====== Quoted passage

105 posts in 3440 days

05-30-2010 07:35 AM

Topic tags/keywords: question

Hi all,

I’m almost ready to install a set of hanging cd shelves in an old converted farm house. The shelf span is 48 inches at 6 inches deep. I calculate that four feet of cds is approx. 35-40 pounds. A couple of rows of cds plus the shelf itself is over 100 lbs. The request was to make the shelf hug the wall as closely as possible so there’s no back to the whole unit. I designed the shelf to use blind shelf supports from Lee Valley (part 00S05.20). The hardware will be mounted to the wall and slid into the doubled-up top shelf.

Here’s my concern: I’ve discovered the wall has almost no studs to mount the hangers to. I’m a doofus. Should’ve checked.

The wall is lath and plaster. And the only studs I can find are over three feet apart. My guess is anchors of some kind into the lath for the supports that won’t line up with studs. I’ve also made a ledger strip that will act as a support along the bottom shelf. The strip will be screwed to the wall first so the shelf can sit on it to help line up the blind hangers.

Hope this makes sense and some fellow LJs can share some tips for mounting heavy stuff to old walls.

Best wishes,
shelf front

shelf back

9 replies so far

View Don's profile


517 posts in 3214 days

#1 posted 05-30-2010 08:36 AM

Try these, they’re much easier to use than butterfly anchors:

-- Don - I wood work if I could. Redmond WA.

============

## What you will do
Reproduce the forum post on mounting heavy CD shelves word for word, starting with "I’m almost ready" and going on through "doubled-up top shelf.".

====== Data extracts

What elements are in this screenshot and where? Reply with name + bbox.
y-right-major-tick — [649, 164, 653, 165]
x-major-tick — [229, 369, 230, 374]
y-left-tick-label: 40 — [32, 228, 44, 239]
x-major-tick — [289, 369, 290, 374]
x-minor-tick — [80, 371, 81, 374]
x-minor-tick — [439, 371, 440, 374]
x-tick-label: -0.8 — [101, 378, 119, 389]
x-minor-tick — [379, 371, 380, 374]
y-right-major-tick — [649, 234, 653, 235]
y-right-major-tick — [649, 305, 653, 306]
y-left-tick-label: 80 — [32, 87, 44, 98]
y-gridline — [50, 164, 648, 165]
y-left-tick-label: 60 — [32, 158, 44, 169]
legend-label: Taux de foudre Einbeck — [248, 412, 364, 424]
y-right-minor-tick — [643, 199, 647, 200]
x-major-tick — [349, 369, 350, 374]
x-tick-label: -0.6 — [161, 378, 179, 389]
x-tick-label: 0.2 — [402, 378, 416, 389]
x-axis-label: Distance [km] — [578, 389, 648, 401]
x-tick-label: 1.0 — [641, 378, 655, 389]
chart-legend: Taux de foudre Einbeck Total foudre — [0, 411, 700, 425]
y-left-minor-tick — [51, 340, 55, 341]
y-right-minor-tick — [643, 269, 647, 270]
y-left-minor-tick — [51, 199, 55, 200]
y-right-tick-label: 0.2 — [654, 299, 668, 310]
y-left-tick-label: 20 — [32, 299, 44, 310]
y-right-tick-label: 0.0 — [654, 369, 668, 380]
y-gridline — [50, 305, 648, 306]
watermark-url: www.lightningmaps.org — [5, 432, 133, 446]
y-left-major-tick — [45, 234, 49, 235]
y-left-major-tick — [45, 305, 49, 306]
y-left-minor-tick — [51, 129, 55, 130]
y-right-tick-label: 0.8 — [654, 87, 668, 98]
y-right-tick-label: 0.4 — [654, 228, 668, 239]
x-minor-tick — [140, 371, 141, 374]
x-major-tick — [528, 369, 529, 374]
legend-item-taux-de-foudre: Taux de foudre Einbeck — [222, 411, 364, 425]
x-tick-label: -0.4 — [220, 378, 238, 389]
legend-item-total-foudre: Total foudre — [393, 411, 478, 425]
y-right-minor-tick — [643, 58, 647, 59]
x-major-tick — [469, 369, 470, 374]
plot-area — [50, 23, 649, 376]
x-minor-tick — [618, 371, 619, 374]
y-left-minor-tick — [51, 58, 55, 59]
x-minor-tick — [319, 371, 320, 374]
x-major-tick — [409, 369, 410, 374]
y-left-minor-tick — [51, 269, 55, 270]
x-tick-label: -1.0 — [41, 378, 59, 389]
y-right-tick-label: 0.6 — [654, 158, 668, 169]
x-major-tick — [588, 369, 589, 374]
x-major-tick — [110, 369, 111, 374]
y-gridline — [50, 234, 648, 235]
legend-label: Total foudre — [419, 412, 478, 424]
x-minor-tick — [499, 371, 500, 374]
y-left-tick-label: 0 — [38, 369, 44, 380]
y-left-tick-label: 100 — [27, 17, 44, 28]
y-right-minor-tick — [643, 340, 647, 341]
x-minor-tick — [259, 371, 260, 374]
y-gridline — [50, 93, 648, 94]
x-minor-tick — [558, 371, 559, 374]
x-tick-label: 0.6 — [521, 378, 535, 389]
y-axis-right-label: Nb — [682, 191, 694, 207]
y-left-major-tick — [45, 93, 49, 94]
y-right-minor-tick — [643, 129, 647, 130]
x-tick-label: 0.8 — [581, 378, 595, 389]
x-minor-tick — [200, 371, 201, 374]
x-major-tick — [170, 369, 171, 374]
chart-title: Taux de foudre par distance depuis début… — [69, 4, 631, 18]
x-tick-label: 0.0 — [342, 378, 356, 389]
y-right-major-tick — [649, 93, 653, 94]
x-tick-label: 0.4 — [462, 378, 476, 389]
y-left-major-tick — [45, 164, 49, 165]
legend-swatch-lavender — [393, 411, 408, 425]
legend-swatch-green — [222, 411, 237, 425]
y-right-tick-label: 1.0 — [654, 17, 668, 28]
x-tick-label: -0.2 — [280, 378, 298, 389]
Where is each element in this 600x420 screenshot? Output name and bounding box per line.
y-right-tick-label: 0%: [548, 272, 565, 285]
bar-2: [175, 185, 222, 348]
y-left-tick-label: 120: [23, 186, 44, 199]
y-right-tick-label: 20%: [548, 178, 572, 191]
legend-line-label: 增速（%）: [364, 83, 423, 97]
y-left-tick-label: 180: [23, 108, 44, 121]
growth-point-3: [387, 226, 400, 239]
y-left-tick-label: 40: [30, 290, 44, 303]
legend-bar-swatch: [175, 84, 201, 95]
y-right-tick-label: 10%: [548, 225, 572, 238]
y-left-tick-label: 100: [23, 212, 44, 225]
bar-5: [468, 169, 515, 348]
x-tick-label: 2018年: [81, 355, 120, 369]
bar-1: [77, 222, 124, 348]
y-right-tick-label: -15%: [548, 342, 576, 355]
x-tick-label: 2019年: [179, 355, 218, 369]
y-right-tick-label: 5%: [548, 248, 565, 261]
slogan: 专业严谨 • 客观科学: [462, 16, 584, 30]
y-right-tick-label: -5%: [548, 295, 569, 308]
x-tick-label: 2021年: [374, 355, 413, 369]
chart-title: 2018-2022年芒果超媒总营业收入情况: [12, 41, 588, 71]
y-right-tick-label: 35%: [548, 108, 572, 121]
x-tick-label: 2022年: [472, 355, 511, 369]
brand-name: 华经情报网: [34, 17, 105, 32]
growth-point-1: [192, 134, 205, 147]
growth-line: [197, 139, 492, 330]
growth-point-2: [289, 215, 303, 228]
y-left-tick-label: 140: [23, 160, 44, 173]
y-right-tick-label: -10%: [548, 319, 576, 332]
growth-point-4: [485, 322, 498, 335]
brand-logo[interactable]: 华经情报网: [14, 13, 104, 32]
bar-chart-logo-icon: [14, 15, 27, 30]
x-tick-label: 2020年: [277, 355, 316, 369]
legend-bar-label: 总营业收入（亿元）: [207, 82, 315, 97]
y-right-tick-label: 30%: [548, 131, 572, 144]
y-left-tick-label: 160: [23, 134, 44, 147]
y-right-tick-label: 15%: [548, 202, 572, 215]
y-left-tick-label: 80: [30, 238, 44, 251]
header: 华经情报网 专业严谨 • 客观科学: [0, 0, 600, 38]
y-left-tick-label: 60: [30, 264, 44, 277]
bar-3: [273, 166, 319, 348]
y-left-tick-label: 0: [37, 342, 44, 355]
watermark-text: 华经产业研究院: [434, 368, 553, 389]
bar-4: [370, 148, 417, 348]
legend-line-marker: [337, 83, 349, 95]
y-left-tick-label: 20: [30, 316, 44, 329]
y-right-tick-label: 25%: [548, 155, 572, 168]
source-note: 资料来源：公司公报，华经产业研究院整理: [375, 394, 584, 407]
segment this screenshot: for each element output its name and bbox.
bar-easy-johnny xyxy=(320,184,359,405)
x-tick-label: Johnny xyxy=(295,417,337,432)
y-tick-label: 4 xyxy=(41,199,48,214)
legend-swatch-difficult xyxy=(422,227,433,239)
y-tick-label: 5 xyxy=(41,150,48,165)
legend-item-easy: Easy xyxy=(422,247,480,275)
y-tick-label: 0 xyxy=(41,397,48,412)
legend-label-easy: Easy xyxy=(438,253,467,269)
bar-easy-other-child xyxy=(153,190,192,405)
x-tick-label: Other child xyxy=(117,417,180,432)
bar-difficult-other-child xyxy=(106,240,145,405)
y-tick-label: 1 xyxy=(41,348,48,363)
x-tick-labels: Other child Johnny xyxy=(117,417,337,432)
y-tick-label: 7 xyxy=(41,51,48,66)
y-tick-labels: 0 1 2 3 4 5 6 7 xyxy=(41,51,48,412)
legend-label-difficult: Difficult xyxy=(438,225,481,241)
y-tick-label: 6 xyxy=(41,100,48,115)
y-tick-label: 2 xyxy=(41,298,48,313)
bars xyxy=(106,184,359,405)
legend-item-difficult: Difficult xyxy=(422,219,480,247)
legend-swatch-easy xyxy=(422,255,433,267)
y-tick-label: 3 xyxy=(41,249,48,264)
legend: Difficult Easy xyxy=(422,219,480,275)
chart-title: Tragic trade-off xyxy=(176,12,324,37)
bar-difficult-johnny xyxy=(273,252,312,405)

============

## Response for this exercise
I’m almost ready to install a set of hanging cd shelves in an old converted farm house. The shelf span is 48 inches at 6 inches deep. I calculate that four feet of cds is approx. 35-40 pounds. A couple of rows of cds plus the shelf itself is over 100 lbs. The request was to make the shelf hug the wall as closely as possible so there’s no back to the whole unit. I designed the shelf to use blind shelf supports from Lee Valley (part 00S05.20). The hardware will be mounted to the wall and slid into the doubled-up top shelf.